__YOUR GOAL__: Below are some records; return each one exactly.

Extracts from a graphics dataset

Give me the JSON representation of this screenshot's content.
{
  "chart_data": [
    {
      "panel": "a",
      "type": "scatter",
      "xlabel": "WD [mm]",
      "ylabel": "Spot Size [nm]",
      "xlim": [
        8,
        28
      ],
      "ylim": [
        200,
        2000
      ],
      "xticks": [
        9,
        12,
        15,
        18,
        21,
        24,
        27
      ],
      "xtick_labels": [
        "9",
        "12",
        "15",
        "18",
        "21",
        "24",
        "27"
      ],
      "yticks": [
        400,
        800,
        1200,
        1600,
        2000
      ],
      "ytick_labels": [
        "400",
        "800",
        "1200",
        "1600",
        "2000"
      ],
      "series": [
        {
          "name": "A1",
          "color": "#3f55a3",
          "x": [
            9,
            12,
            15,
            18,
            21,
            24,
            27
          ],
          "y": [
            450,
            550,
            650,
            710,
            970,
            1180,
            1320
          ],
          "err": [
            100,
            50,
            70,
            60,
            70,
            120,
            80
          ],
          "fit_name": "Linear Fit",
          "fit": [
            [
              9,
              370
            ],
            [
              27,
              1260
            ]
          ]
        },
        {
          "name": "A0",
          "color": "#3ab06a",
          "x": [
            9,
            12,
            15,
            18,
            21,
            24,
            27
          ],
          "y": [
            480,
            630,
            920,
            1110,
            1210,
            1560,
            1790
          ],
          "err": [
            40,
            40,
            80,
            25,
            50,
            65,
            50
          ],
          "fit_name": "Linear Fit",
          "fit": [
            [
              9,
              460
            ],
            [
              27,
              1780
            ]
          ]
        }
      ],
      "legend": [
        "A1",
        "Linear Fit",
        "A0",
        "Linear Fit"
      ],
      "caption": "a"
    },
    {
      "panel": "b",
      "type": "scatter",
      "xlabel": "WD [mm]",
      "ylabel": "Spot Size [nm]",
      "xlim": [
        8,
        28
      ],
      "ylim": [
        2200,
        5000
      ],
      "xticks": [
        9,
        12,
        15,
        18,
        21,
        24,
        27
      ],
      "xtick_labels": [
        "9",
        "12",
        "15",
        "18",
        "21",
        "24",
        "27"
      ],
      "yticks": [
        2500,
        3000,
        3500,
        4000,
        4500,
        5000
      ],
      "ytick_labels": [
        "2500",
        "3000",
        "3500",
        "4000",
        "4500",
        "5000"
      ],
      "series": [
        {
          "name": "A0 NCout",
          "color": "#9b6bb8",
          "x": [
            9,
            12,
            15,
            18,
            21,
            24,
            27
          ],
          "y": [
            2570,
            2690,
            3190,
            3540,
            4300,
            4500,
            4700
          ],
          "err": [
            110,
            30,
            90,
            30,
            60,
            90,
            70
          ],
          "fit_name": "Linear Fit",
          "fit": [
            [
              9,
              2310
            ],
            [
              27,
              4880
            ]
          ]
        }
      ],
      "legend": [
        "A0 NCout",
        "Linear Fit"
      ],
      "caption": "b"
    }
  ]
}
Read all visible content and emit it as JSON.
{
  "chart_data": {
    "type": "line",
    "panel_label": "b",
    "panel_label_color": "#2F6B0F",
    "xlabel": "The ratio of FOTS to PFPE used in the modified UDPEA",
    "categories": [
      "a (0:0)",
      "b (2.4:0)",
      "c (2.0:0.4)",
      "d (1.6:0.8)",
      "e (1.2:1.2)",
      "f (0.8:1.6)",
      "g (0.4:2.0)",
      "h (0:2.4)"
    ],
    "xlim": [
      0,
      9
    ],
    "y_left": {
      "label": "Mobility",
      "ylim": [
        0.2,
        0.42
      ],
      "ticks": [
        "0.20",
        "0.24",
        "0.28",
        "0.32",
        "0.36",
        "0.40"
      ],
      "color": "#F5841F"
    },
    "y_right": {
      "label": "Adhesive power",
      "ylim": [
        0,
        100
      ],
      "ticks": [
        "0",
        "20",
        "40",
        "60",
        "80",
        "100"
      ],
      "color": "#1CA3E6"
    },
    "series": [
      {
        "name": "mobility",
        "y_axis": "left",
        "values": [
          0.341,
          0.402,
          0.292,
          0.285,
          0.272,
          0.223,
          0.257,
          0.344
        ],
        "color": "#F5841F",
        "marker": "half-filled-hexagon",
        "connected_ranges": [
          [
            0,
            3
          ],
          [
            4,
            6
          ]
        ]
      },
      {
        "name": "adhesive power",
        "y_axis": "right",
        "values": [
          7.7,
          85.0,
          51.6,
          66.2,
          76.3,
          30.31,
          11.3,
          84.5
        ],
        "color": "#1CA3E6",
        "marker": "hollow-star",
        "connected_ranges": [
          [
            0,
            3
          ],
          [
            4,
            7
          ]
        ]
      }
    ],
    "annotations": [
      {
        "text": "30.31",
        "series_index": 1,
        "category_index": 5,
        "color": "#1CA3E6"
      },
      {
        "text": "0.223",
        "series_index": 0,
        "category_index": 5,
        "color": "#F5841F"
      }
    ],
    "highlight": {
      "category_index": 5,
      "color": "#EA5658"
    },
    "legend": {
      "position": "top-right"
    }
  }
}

__RESPONSE TO THIS EXERCISE__:
Give me the JSON representation of this screenshot's content.
{
  "chart_data": [
    {
      "panel": "a",
      "type": "scatter",
      "xlabel": "WD [mm]",
      "ylabel": "Spot Size [nm]",
      "xlim": [
        8,
        28
      ],
      "ylim": [
        200,
        2000
      ],
      "xticks": [
        9,
        12,
        15,
        18,
        21,
        24,
        27
      ],
      "xtick_labels": [
        "9",
        "12",
        "15",
        "18",
        "21",
        "24",
        "27"
      ],
      "yticks": [
        400,
        800,
        1200,
        1600,
        2000
      ],
      "ytick_labels": [
        "400",
        "800",
        "1200",
        "1600",
        "2000"
      ],
      "series": [
        {
          "name": "A1",
          "color": "#3f55a3",
          "x": [
            9,
            12,
            15,
            18,
            21,
            24,
            27
          ],
          "y": [
            450,
            550,
            650,
            710,
            970,
            1180,
            1320
          ],
          "err": [
            100,
            50,
            70,
            60,
            70,
            120,
            80
          ],
          "fit_name": "Linear Fit",
          "fit": [
            [
              9,
              370
            ],
            [
              27,
              1260
            ]
          ]
        },
        {
          "name": "A0",
          "color": "#3ab06a",
          "x": [
            9,
            12,
            15,
            18,
            21,
            24,
            27
          ],
          "y": [
            480,
            630,
            920,
            1110,
            1210,
            1560,
            1790
          ],
          "err": [
            40,
            40,
            80,
            25,
            50,
            65,
            50
          ],
          "fit_name": "Linear Fit",
          "fit": [
            [
              9,
              460
            ],
            [
              27,
              1780
            ]
          ]
        }
      ],
      "legend": [
        "A1",
        "Linear Fit",
        "A0",
        "Linear Fit"
      ],
      "caption": "a"
    },
    {
      "panel": "b",
      "type": "scatter",
      "xlabel": "WD [mm]",
      "ylabel": "Spot Size [nm]",
      "xlim": [
        8,
        28
      ],
      "ylim": [
        2200,
        5000
      ],
      "xticks": [
        9,
        12,
        15,
        18,
        21,
        24,
        27
      ],
      "xtick_labels": [
        "9",
        "12",
        "15",
        "18",
        "21",
        "24",
        "27"
      ],
      "yticks": [
        2500,
        3000,
        3500,
        4000,
        4500,
        5000
      ],
      "ytick_labels": [
        "2500",
        "3000",
        "3500",
        "4000",
        "4500",
        "5000"
      ],
      "series": [
        {
          "name": "A0 NCout",
          "color": "#9b6bb8",
          "x": [
            9,
            12,
            15,
            18,
            21,
            24,
            27
          ],
          "y": [
            2570,
            2690,
            3190,
            3540,
            4300,
            4500,
            4700
          ],
          "err": [
            110,
            30,
            90,
            30,
            60,
            90,
            70
          ],
          "fit_name": "Linear Fit",
          "fit": [
            [
              9,
              2310
            ],
            [
              27,
              4880
            ]
          ]
        }
      ],
      "legend": [
        "A0 NCout",
        "Linear Fit"
      ],
      "caption": "b"
    }
  ]
}
Read all visible content and emit it as JSON.
{
  "chart_data": {
    "type": "line",
    "panel_label": "b",
    "panel_label_color": "#2F6B0F",
    "xlabel": "The ratio of FOTS to PFPE used in the modified UDPEA",
    "categories": [
      "a (0:0)",
      "b (2.4:0)",
      "c (2.0:0.4)",
      "d (1.6:0.8)",
      "e (1.2:1.2)",
      "f (0.8:1.6)",
      "g (0.4:2.0)",
      "h (0:2.4)"
    ],
    "xlim": [
      0,
      9
    ],
    "y_left": {
      "label": "Mobility",
      "ylim": [
        0.2,
        0.42
      ],
      "ticks": [
        "0.20",
        "0.24",
        "0.28",
        "0.32",
        "0.36",
        "0.40"
      ],
      "color": "#F5841F"
    },
    "y_right": {
      "label": "Adhesive power",
      "ylim": [
        0,
        100
      ],
      "ticks": [
        "0",
        "20",
        "40",
        "60",
        "80",
        "100"
      ],
      "color": "#1CA3E6"
    },
    "series": [
      {
        "name": "mobility",
        "y_axis": "left",
        "values": [
          0.341,
          0.402,
          0.292,
          0.285,
          0.272,
          0.223,
          0.257,
          0.344
        ],
        "color": "#F5841F",
        "marker": "half-filled-hexagon",
        "connected_ranges": [
          [
            0,
            3
          ],
          [
            4,
            6
          ]
        ]
      },
      {
        "name": "adhesive power",
        "y_axis": "right",
        "values": [
          7.7,
          85.0,
          51.6,
          66.2,
          76.3,
          30.31,
          11.3,
          84.5
        ],
        "color": "#1CA3E6",
        "marker": "hollow-star",
        "connected_ranges": [
          [
            0,
            3
          ],
          [
            4,
            7
          ]
        ]
      }
    ],
    "annotations": [
      {
        "text": "30.31",
        "series_index": 1,
        "category_index": 5,
        "color": "#1CA3E6"
      },
      {
        "text": "0.223",
        "series_index": 0,
        "category_index": 5,
        "color": "#F5841F"
      }
    ],
    "highlight": {
      "category_index": 5,
      "color": "#EA5658"
    },
    "legend": {
      "position": "top-right"
    }
  }
}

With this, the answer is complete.